(Figure dataset records)
_ _ _ _ _
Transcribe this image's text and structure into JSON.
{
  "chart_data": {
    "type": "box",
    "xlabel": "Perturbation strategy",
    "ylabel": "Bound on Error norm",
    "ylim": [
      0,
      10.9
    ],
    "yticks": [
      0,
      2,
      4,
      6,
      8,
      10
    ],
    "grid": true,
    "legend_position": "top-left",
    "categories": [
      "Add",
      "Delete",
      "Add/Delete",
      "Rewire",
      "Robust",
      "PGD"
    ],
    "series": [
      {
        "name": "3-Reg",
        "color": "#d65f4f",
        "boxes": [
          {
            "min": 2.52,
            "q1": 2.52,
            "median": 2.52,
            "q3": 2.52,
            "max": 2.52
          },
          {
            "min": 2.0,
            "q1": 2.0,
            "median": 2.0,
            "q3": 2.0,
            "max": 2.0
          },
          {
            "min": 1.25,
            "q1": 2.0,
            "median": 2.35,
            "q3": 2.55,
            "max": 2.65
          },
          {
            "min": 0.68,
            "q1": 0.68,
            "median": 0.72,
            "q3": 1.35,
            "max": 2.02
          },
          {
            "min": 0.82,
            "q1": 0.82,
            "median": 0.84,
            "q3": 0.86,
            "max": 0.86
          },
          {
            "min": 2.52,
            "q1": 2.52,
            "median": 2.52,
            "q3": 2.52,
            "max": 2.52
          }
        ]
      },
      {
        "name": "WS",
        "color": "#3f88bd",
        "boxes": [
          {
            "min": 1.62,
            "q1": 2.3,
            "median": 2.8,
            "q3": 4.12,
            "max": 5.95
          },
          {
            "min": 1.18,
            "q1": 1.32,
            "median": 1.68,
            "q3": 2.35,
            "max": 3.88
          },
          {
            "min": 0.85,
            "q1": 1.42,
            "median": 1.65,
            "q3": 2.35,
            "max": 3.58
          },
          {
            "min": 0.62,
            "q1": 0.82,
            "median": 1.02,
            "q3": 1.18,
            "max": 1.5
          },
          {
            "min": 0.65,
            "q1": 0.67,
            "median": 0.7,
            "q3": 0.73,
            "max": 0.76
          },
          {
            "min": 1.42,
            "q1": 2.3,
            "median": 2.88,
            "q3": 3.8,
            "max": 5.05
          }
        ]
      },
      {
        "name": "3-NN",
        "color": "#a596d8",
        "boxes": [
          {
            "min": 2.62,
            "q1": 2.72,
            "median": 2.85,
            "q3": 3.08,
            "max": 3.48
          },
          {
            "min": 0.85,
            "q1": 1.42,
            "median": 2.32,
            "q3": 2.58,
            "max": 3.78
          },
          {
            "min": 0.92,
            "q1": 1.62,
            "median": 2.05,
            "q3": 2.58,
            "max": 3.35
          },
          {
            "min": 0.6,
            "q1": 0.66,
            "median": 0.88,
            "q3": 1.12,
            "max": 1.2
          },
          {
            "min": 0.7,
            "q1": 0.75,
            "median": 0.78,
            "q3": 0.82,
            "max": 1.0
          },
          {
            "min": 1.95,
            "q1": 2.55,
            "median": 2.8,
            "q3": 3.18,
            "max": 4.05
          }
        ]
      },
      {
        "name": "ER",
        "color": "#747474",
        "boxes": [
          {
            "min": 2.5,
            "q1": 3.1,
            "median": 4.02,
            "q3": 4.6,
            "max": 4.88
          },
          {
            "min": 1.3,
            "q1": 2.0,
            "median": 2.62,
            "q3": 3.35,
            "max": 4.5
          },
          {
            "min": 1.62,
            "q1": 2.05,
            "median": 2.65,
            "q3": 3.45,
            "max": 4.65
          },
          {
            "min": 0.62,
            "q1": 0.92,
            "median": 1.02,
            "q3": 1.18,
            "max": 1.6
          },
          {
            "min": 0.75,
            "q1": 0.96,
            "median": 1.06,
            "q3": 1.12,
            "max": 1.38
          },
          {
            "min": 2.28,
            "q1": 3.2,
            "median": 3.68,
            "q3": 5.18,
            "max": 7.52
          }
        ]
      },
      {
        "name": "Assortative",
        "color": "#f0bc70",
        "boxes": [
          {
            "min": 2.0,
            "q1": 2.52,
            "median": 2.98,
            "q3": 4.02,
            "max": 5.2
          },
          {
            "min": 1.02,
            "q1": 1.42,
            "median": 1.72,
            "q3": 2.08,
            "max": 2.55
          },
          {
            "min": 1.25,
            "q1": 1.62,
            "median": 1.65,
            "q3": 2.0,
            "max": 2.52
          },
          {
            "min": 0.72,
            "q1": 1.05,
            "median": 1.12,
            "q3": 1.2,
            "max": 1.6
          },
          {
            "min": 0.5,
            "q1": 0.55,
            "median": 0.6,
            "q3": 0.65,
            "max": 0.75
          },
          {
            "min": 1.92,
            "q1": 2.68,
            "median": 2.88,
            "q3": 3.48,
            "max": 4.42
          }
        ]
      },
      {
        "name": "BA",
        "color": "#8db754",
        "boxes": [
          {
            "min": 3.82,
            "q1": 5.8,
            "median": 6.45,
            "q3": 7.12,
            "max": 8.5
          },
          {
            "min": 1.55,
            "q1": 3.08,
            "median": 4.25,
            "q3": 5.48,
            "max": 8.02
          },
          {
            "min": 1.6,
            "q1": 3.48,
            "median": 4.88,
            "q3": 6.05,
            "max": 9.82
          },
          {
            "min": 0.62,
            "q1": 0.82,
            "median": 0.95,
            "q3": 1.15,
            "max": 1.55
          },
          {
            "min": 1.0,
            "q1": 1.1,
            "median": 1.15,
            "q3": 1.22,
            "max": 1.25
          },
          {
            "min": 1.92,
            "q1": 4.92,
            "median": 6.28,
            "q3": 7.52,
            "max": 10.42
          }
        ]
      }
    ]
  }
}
_ _ _ _ _
§ **What to work on**
From the material, report only how many lines include the word "name".

§ **Result**
6